▶ **Stated exercise**: Any picture among the records should be left out, please; retype the rest exactly.

▶ **Excerpted records**:
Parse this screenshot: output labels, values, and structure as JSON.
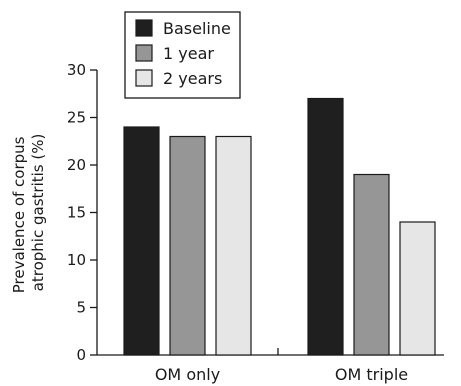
{
  "chart_data": {
    "type": "bar",
    "categories": [
      "OM only",
      "OM triple"
    ],
    "series": [
      {
        "name": "Baseline",
        "values": [
          24,
          27
        ],
        "color": "#1f1f1f"
      },
      {
        "name": "1 year",
        "values": [
          23,
          19
        ],
        "color": "#969696"
      },
      {
        "name": "2 years",
        "values": [
          23,
          14
        ],
        "color": "#e6e6e6"
      }
    ],
    "ylabel_lines": [
      "Prevalence of corpus",
      "atrophic gastritis (%)"
    ],
    "ylim": [
      0,
      30
    ],
    "yticks": [
      "0",
      "5",
      "10",
      "15",
      "20",
      "25",
      "30"
    ],
    "grid": false,
    "legend_position": "top-left"
  }
}
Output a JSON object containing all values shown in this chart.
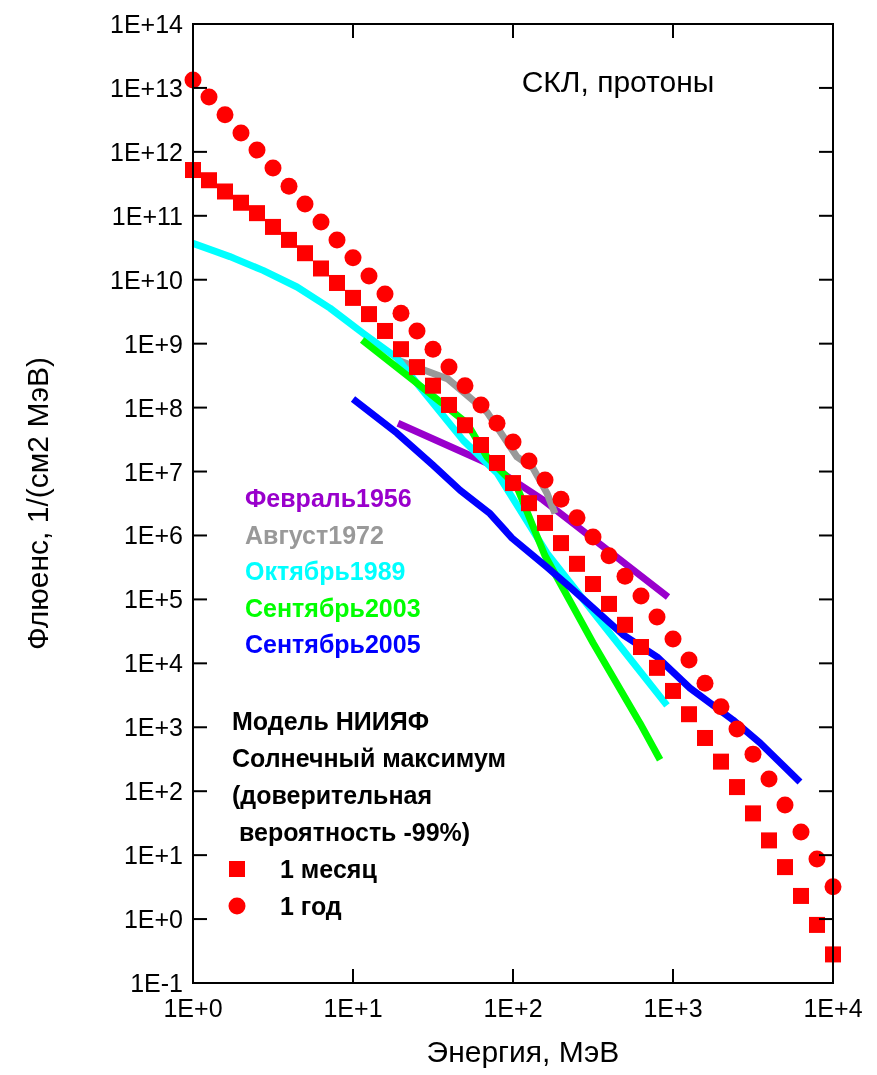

▶ **Result of this task**:
Parse this screenshot: output labels, values, and structure as JSON.
{
  "chart_data": {
    "type": "bar",
    "categories": [
      "OM only",
      "OM triple"
    ],
    "series": [
      {
        "name": "Baseline",
        "values": [
          24,
          27
        ],
        "color": "#1f1f1f"
      },
      {
        "name": "1 year",
        "values": [
          23,
          19
        ],
        "color": "#969696"
      },
      {
        "name": "2 years",
        "values": [
          23,
          14
        ],
        "color": "#e6e6e6"
      }
    ],
    "ylabel_lines": [
      "Prevalence of corpus",
      "atrophic gastritis (%)"
    ],
    "ylim": [
      0,
      30
    ],
    "yticks": [
      "0",
      "5",
      "10",
      "15",
      "20",
      "25",
      "30"
    ],
    "grid": false,
    "legend_position": "top-left"
  }
}
Output a JSON object containing all values shown in this chart.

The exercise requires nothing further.